Task to complete: Gather up the lines that contain "животных".

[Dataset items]
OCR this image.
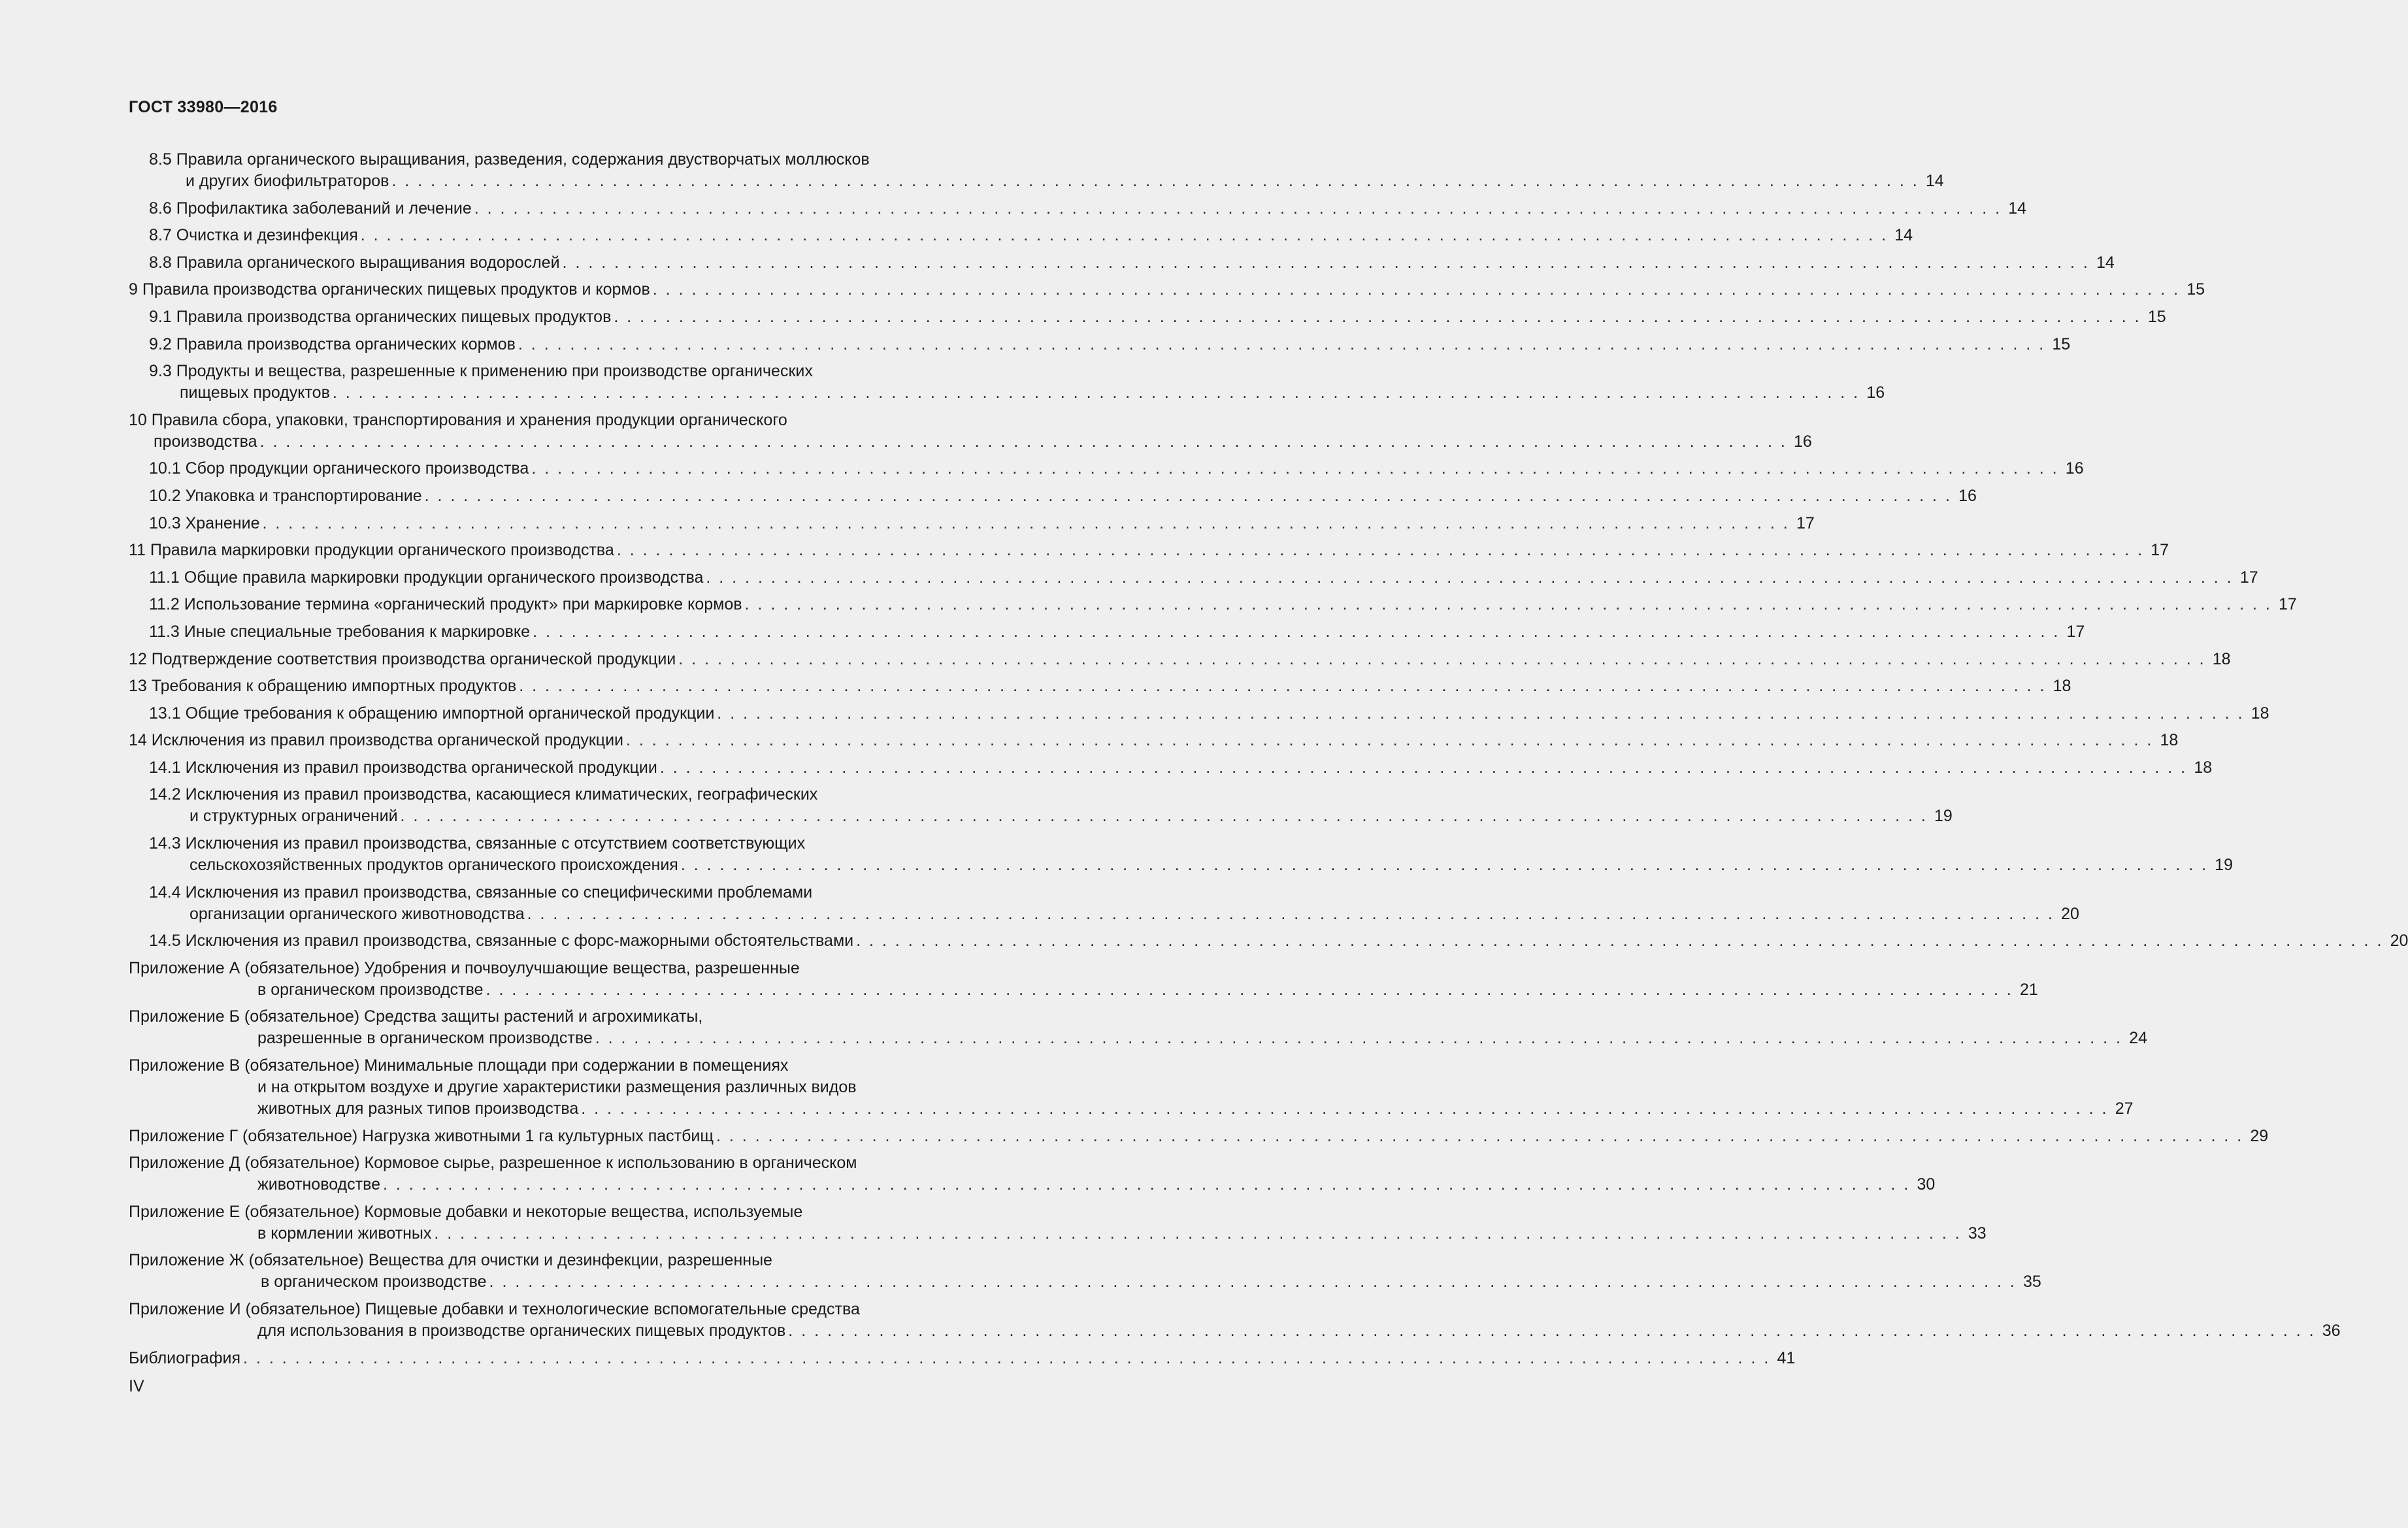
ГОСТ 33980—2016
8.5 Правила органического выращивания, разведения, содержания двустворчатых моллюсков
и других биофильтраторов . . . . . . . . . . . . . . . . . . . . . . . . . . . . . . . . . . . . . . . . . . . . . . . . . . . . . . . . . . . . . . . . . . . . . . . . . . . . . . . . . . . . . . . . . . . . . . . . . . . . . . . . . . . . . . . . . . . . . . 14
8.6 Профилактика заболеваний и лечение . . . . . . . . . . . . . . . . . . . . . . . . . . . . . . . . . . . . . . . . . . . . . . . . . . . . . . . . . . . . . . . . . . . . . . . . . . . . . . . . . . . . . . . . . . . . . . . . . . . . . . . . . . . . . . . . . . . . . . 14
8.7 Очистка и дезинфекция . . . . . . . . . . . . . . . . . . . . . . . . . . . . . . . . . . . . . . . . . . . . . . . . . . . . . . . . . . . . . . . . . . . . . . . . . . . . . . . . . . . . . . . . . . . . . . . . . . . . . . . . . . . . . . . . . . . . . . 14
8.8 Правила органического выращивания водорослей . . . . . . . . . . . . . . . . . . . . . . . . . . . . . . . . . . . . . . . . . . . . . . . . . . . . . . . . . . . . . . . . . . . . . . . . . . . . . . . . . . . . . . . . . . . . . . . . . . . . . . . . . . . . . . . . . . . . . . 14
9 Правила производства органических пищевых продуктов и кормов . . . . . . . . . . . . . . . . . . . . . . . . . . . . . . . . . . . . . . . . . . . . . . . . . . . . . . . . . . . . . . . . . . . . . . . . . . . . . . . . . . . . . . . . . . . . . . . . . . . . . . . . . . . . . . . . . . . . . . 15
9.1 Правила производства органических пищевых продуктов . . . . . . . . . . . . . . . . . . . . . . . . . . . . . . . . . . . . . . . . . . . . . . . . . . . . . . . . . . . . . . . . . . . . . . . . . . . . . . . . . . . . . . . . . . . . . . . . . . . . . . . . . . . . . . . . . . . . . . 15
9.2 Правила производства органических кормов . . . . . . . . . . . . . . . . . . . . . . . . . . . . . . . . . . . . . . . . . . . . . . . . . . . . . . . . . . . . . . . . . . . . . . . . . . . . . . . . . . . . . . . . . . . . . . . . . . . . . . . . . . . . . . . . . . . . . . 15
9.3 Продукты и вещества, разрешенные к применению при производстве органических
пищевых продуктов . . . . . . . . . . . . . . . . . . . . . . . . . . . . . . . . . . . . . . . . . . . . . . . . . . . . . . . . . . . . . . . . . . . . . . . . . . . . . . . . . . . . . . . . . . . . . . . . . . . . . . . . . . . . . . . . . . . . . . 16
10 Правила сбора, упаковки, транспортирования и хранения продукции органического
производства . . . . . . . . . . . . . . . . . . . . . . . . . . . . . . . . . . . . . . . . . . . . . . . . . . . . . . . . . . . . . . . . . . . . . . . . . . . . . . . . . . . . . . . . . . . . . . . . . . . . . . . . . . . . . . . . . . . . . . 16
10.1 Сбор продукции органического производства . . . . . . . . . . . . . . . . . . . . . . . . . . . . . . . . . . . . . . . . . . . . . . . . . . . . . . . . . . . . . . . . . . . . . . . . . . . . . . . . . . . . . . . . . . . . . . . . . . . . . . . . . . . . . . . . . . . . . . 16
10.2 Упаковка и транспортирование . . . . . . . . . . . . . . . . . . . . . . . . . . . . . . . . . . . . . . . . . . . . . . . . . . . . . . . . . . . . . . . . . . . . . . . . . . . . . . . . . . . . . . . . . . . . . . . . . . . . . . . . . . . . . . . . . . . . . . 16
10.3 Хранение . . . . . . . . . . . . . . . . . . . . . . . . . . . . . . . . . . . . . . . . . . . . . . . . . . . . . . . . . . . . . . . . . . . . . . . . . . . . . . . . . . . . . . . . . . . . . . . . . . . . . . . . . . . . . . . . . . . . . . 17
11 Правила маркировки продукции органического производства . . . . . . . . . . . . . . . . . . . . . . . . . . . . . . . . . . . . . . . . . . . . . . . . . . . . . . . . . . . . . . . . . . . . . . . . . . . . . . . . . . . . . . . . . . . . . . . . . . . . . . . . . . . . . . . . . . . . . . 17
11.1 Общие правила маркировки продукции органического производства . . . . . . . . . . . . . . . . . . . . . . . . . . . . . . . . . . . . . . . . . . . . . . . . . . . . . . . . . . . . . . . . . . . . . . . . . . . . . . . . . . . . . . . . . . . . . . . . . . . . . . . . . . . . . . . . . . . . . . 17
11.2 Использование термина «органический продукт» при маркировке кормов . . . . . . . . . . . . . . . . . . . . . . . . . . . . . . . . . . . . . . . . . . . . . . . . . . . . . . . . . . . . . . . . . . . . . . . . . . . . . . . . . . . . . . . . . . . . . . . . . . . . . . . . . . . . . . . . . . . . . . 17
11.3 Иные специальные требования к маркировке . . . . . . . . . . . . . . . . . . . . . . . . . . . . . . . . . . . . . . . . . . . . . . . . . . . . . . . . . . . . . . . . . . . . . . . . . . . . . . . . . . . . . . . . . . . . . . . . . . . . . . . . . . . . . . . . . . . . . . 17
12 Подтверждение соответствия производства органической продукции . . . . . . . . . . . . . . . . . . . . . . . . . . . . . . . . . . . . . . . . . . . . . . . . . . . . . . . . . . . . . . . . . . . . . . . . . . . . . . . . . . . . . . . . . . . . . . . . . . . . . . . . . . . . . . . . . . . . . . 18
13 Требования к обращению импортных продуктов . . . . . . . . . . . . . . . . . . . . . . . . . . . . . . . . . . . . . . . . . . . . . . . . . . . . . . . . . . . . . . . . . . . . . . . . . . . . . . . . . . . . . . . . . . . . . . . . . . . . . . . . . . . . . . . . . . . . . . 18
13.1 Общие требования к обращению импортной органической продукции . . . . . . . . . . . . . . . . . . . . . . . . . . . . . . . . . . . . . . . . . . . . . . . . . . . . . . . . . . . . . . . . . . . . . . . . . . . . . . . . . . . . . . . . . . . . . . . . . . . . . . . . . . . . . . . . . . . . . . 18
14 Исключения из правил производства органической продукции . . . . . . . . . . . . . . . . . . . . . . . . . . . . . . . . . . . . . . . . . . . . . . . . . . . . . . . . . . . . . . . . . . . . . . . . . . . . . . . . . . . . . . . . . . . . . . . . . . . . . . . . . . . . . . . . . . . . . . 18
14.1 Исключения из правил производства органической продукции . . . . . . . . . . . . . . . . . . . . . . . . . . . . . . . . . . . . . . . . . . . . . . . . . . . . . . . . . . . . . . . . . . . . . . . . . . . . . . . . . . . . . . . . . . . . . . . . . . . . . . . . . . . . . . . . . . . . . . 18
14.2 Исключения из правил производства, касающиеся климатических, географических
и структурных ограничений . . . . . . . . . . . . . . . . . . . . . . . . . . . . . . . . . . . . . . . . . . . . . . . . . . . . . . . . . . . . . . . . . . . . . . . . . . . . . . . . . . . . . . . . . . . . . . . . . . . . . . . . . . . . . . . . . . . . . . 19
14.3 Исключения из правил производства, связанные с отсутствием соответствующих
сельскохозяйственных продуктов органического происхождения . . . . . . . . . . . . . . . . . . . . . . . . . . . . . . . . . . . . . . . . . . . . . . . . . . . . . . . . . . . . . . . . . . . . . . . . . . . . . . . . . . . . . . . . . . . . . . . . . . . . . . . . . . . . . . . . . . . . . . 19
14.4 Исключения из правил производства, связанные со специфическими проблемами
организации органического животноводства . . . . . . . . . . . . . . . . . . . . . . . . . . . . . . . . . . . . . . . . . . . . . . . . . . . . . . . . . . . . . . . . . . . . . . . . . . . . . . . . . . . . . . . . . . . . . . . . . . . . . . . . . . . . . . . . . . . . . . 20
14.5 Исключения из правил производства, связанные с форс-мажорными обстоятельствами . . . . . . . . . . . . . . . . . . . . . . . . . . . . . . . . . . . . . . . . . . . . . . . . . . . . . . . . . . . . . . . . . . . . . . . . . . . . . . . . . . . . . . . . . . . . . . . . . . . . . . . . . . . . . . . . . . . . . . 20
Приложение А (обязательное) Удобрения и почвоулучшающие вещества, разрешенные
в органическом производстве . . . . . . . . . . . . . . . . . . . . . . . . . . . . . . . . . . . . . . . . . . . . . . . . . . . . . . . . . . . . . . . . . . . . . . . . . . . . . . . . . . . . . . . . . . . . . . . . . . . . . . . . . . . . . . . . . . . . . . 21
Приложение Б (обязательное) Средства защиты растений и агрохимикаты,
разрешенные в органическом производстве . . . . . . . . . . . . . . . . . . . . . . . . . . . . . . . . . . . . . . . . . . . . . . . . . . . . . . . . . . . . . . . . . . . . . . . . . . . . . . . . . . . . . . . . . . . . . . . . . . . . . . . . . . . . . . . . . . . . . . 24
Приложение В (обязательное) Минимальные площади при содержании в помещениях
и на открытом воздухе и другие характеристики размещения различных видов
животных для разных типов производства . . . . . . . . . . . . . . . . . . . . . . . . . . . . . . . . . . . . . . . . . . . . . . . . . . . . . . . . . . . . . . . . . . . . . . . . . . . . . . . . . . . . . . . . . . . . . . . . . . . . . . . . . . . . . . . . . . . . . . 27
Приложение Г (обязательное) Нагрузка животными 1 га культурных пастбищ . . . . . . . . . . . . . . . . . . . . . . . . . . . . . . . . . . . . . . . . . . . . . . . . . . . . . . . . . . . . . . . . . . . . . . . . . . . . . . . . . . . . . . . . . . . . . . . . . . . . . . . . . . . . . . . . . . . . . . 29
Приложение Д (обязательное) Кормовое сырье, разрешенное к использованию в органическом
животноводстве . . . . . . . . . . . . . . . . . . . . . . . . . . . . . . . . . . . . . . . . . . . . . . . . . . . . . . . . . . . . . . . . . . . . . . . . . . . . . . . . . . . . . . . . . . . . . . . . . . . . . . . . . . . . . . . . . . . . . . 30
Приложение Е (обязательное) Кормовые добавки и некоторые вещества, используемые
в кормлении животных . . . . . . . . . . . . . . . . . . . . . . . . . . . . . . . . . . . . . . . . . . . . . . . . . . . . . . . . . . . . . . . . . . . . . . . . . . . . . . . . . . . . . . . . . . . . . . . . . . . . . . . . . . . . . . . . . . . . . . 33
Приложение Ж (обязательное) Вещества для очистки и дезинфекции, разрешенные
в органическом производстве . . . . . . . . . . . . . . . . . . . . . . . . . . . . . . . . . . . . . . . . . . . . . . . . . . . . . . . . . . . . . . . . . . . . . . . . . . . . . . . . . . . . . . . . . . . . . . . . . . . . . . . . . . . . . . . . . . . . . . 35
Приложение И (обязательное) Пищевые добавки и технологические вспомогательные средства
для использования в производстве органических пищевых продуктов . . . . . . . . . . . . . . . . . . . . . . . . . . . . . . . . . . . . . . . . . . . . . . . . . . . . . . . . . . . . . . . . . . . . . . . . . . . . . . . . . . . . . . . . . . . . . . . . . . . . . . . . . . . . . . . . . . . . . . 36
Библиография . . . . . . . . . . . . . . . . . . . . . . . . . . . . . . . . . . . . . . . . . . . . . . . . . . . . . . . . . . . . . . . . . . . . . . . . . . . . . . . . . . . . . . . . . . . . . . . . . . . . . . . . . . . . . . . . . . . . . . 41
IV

...

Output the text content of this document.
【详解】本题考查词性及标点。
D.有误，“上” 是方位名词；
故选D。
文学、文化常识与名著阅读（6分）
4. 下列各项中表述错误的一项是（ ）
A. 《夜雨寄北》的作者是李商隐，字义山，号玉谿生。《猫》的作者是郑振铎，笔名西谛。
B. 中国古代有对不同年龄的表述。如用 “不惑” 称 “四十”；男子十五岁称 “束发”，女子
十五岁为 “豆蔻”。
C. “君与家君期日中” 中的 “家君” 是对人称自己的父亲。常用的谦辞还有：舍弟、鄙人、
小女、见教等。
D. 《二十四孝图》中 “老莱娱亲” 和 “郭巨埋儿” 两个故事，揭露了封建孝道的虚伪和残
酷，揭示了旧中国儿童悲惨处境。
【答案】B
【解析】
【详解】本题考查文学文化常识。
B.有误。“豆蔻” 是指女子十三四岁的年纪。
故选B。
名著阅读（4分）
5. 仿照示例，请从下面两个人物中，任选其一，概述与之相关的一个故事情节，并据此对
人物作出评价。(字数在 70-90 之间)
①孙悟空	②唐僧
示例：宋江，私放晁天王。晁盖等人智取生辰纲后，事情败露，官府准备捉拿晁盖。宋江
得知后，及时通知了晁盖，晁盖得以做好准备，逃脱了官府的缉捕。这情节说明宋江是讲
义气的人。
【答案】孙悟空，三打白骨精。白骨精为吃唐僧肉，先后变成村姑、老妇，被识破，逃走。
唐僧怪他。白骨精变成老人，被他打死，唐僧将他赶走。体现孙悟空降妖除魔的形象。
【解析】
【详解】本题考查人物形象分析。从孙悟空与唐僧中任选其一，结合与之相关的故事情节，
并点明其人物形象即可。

The reply:
животных для разных типов производства . . . . . . . . . . . . . . . . . . . . . . . . . . . . . . . . . . . . . . . . . . . . . . . . . . . . . . . . . . . . . . . . . . . . . . . . . . . . . . . . . . . . . . . . . . . . . . . . . . . . . . . . . . . . . . . . . . . . . . 27
в кормлении животных . . . . . . . . . . . . . . . . . . . . . . . . . . . . . . . . . . . . . . . . . . . . . . . . . . . . . . . . . . . . . . . . . . . . . . . . . . . . . . . . . . . . . . . . . . . . . . . . . . . . . . . . . . . . . . . . . . . . . . 33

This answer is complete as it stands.